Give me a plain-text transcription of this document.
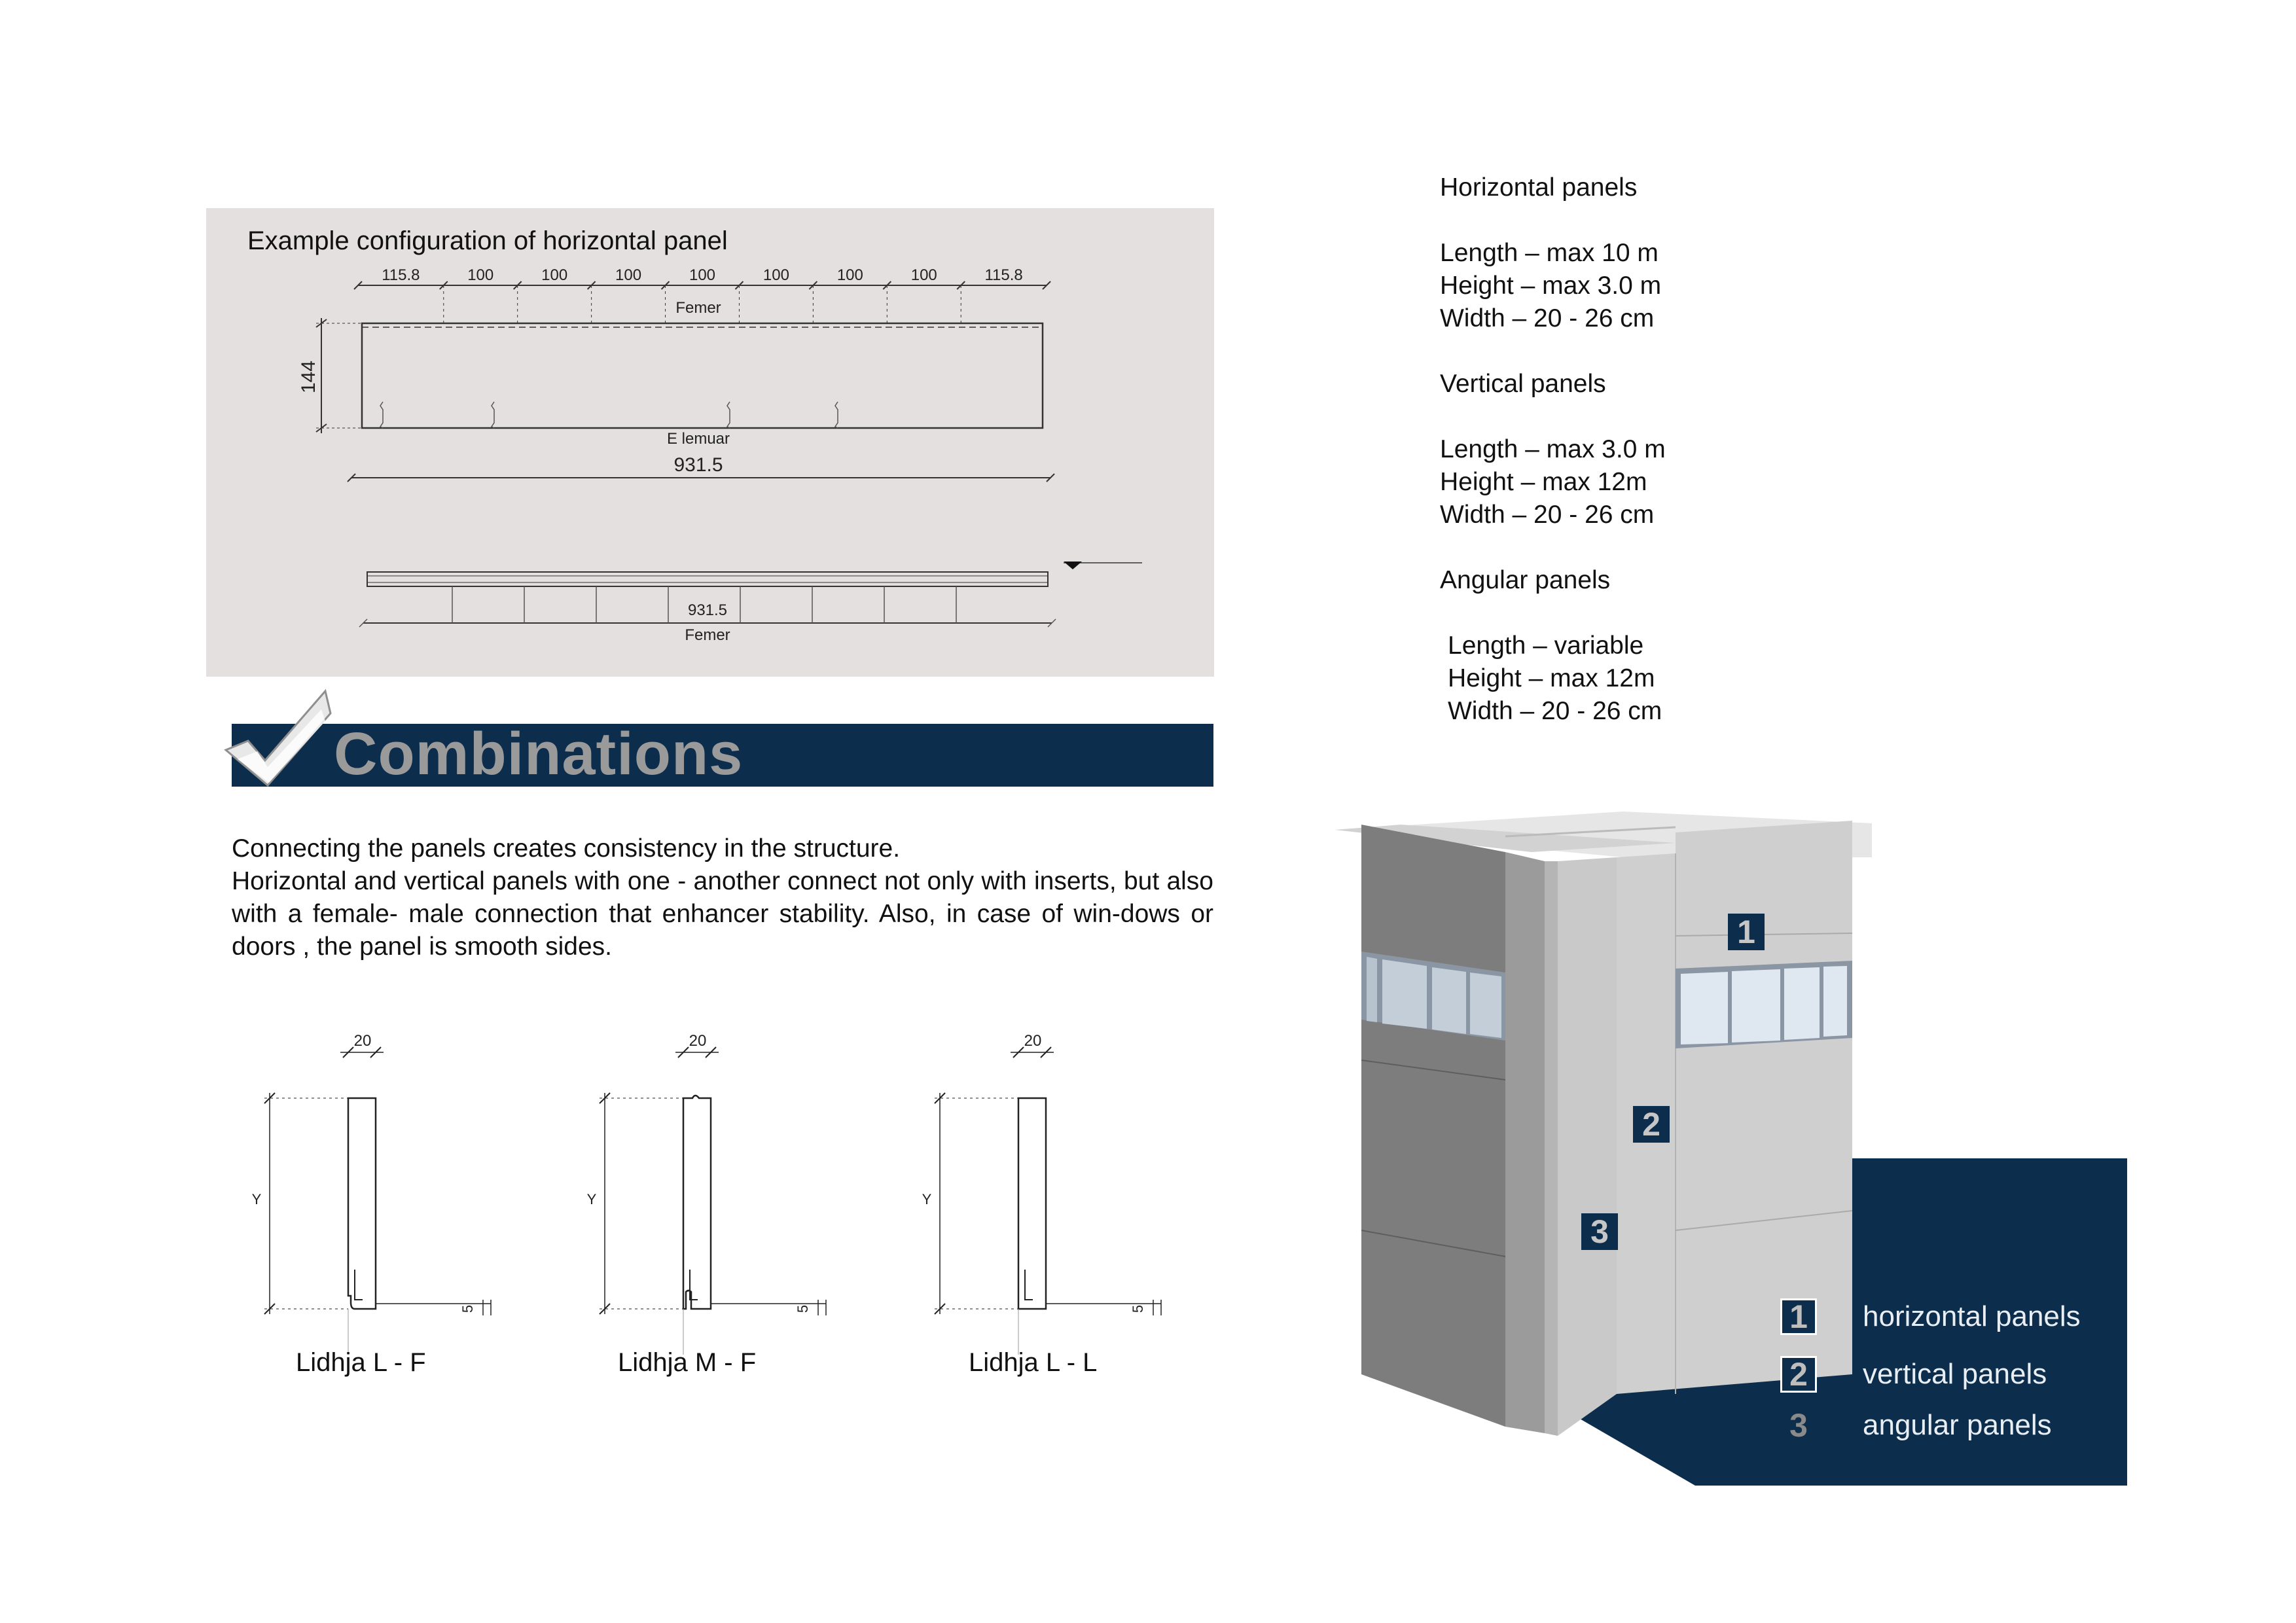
Example configuration of horizontal panel
115.8	100	100	100	100	100	100	100	115.8
Femer
E lemuar
931.5
144
931.5
Femer
Combinations

Connecting the panels creates consistency in the structure.

Horizontal and vertical panels with one - another connect not only with inserts, but also with a female- male connection that enhancer stability. Also, in case of win-dows or doors , the panel is smooth sides.

20
Y
5
20
Y
5
20
Y
5
Lidhja L - F	Lidhja M - F	Lidhja L - L
Horizontal panels
Length – max 10 m
Height – max 3.0 m
Width – 20 - 26 cm
Vertical panels
Length – max 3.0 m
Height – max 12m
Width – 20 - 26 cm
Angular panels
Length – variable
Height – max 12m
Width – 20 - 26 cm
1
2
3
1	horizontal panels
2	vertical panels
3	angular panels
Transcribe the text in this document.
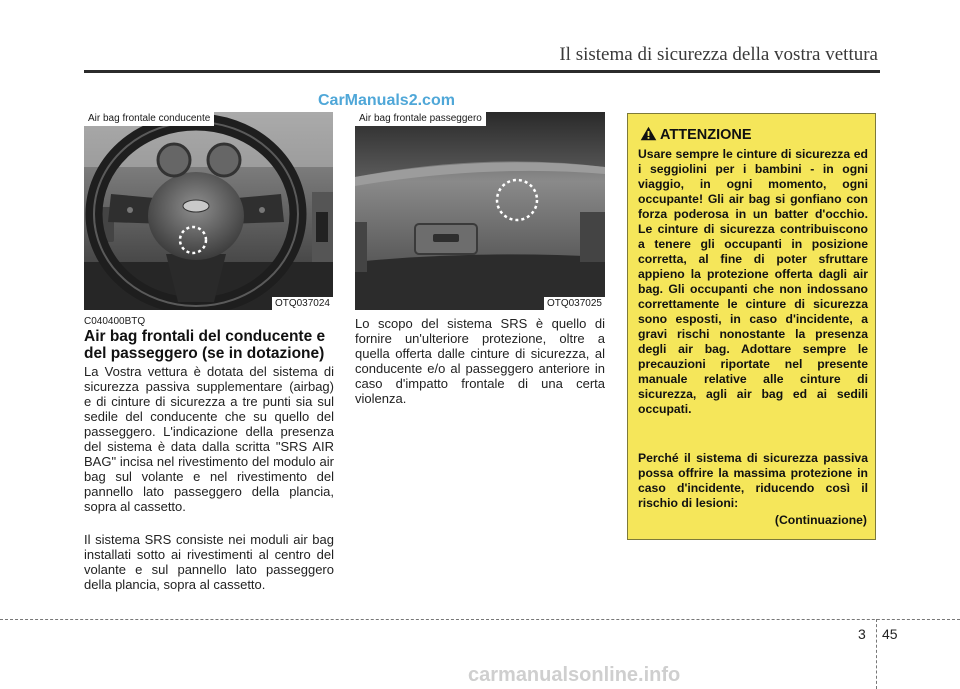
Il sistema di sicurezza della vostra vettura
CarManuals2.com
Air bag frontale conducente
OTQ037024
Air bag frontale passeggero
OTQ037025
C040400BTQ
Air bag frontali del conducente e del passeggero (se in dotazione)

La Vostra vettura è dotata del sistema di sicurezza passiva supplementare (airbag) e di cinture di sicurezza a tre punti sia sul sedile del conducente che su quello del passeggero. L'indicazione della presenza del sistema è data dalla scritta "SRS AIR BAG" incisa nel rivestimento del modulo air bag sul volante e nel rivestimento del pannello lato passeggero della plancia, sopra al cassetto.

Il sistema SRS consiste nei moduli air bag installati sotto ai rivestimenti al centro del volante e sul pannello lato passeggero della plancia, sopra al cassetto.

Lo scopo del sistema SRS è quello di fornire un'ulteriore protezione, oltre a quella offerta dalle cinture di sicurezza, al conducente e/o al passeggero anteriore in caso d'impatto frontale di una certa violenza.

ATTENZIONE

Usare sempre le cinture di sicurezza ed i seggiolini per i bambini - in ogni viaggio, in ogni momento, ogni occupante! Gli air bag si gonfiano con forza poderosa in un batter d'occhio. Le cinture di sicurezza contribuiscono a tenere gli occupanti in posizione corretta, al fine di poter sfruttare appieno la protezione offerta dagli air bag. Gli occupanti che non indossano correttamente le cinture di sicurezza sono esposti, in caso d'incidente, a gravi rischi nonostante la presenza degli air bag. Adottare sempre le precauzioni riportate nel presente manuale relative alle cinture di sicurezza, agli air bag ed ai sedili occupati.

Perché il sistema di sicurezza passiva possa offrire la massima protezione in caso d'incidente, riducendo così il rischio di lesioni:

(Continuazione)
3 45
carmanualsonline.info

**What is asked**
Print each line of the material above exactly, with the pictures removed from your copy.

**Finished answer**
Give me a plain-text transcription of this document.
Example configuration of horizontal panel
115.8	100	100	100	100	100	100	100	115.8
Femer
E lemuar
931.5
144
931.5
Femer
Combinations

Connecting the panels creates consistency in the structure.

Horizontal and vertical panels with one - another connect not only with inserts, but also with a female- male connection that enhancer stability. Also, in case of win-dows or doors , the panel is smooth sides.

20
Y
5
20
Y
5
20
Y
5
Lidhja L - F	Lidhja M - F	Lidhja L - L
Horizontal panels
Length – max 10 m
Height – max 3.0 m
Width – 20 - 26 cm
Vertical panels
Length – max 3.0 m
Height – max 12m
Width – 20 - 26 cm
Angular panels
Length – variable
Height – max 12m
Width – 20 - 26 cm
1
2
3
1	horizontal panels
2	vertical panels
3	angular panels
Transcribe the text in this document.
Il sistema di sicurezza della vostra vettura
CarManuals2.com
Air bag frontale conducente
OTQ037024
Air bag frontale passeggero
OTQ037025
C040400BTQ
Air bag frontali del conducente e del passeggero (se in dotazione)

La Vostra vettura è dotata del sistema di sicurezza passiva supplementare (airbag) e di cinture di sicurezza a tre punti sia sul sedile del conducente che su quello del passeggero. L'indicazione della presenza del sistema è data dalla scritta "SRS AIR BAG" incisa nel rivestimento del modulo air bag sul volante e nel rivestimento del pannello lato passeggero della plancia, sopra al cassetto.

Il sistema SRS consiste nei moduli air bag installati sotto ai rivestimenti al centro del volante e sul pannello lato passeggero della plancia, sopra al cassetto.

Lo scopo del sistema SRS è quello di fornire un'ulteriore protezione, oltre a quella offerta dalle cinture di sicurezza, al conducente e/o al passeggero anteriore in caso d'impatto frontale di una certa violenza.

ATTENZIONE

Usare sempre le cinture di sicurezza ed i seggiolini per i bambini - in ogni viaggio, in ogni momento, ogni occupante! Gli air bag si gonfiano con forza poderosa in un batter d'occhio. Le cinture di sicurezza contribuiscono a tenere gli occupanti in posizione corretta, al fine di poter sfruttare appieno la protezione offerta dagli air bag. Gli occupanti che non indossano correttamente le cinture di sicurezza sono esposti, in caso d'incidente, a gravi rischi nonostante la presenza degli air bag. Adottare sempre le precauzioni riportate nel presente manuale relative alle cinture di sicurezza, agli air bag ed ai sedili occupati.

Perché il sistema di sicurezza passiva possa offrire la massima protezione in caso d'incidente, riducendo così il rischio di lesioni:

(Continuazione)
3 45
carmanualsonline.info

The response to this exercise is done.